## Begin Material to process
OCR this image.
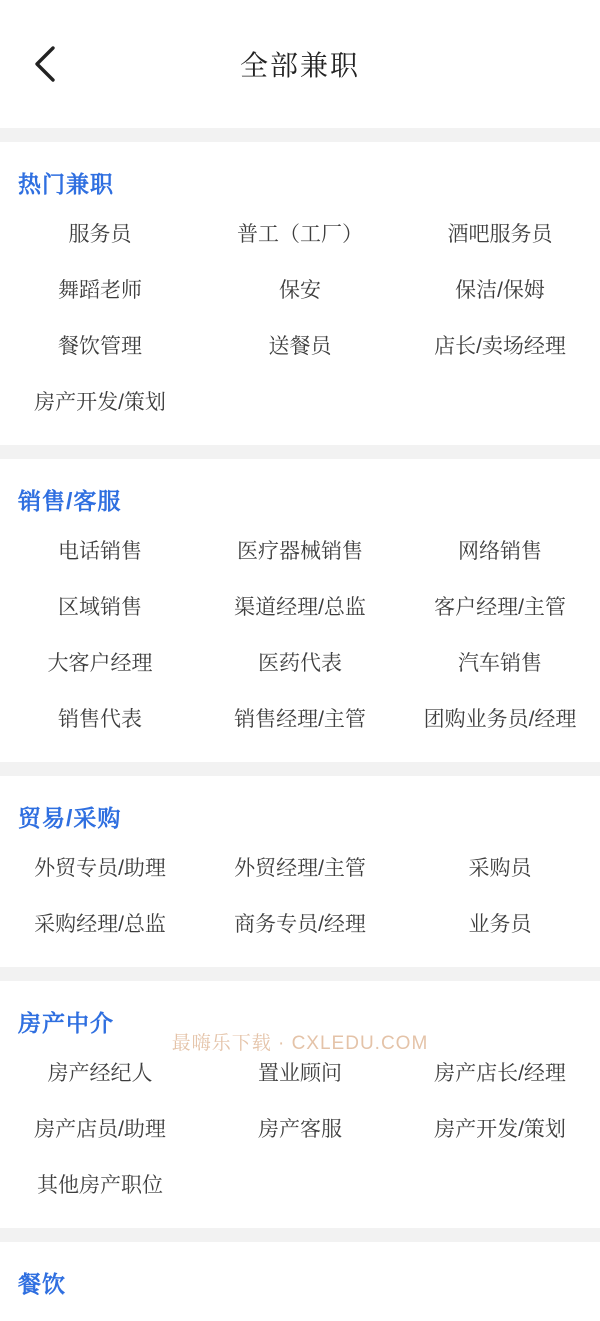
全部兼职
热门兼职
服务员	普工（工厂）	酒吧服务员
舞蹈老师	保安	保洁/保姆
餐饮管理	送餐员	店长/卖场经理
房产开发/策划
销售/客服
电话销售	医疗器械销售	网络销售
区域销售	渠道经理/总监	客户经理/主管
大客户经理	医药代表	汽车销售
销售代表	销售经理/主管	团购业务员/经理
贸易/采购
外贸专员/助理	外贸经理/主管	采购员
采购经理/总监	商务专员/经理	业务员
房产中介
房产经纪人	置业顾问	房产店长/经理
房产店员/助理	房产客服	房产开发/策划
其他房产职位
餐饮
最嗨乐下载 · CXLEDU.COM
## End Material to process
## Begin Material to process
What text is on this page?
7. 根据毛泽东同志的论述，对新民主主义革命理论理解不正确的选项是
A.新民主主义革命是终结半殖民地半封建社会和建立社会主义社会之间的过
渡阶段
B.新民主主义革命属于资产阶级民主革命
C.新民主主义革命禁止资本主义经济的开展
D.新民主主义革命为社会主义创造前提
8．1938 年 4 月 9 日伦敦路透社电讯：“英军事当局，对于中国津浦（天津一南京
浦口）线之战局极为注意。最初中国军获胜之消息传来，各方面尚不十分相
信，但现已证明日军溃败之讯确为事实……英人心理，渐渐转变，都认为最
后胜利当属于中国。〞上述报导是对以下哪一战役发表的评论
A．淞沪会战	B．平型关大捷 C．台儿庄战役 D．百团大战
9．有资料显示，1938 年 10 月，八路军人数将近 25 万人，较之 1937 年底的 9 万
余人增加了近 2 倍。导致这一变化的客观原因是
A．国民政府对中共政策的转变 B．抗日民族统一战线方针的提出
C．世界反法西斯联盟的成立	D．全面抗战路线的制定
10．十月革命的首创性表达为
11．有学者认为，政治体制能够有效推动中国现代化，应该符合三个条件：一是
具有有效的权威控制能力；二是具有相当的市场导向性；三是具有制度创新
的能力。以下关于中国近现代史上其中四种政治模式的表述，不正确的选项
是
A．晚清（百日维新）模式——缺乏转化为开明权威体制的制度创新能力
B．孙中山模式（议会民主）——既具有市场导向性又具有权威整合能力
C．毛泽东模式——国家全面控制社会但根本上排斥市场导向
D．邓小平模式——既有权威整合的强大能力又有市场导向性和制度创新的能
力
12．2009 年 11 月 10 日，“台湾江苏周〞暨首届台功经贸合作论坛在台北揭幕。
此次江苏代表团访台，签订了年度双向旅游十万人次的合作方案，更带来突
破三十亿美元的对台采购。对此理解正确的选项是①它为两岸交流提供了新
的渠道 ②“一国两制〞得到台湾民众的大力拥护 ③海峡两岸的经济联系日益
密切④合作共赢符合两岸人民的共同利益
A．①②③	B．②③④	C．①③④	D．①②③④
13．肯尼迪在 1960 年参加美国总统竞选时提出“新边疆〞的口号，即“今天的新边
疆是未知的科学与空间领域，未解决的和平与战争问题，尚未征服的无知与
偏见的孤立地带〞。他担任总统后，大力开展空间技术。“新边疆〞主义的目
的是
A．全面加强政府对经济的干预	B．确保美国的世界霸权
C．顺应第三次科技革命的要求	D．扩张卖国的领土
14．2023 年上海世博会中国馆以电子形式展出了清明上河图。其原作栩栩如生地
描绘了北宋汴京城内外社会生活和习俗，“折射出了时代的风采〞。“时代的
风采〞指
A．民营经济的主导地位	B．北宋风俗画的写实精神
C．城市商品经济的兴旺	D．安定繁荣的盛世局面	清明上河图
## End Material to process
Your task: How many lines in the records above contain the word "this"? Give only the number.

Response to the exercise: 2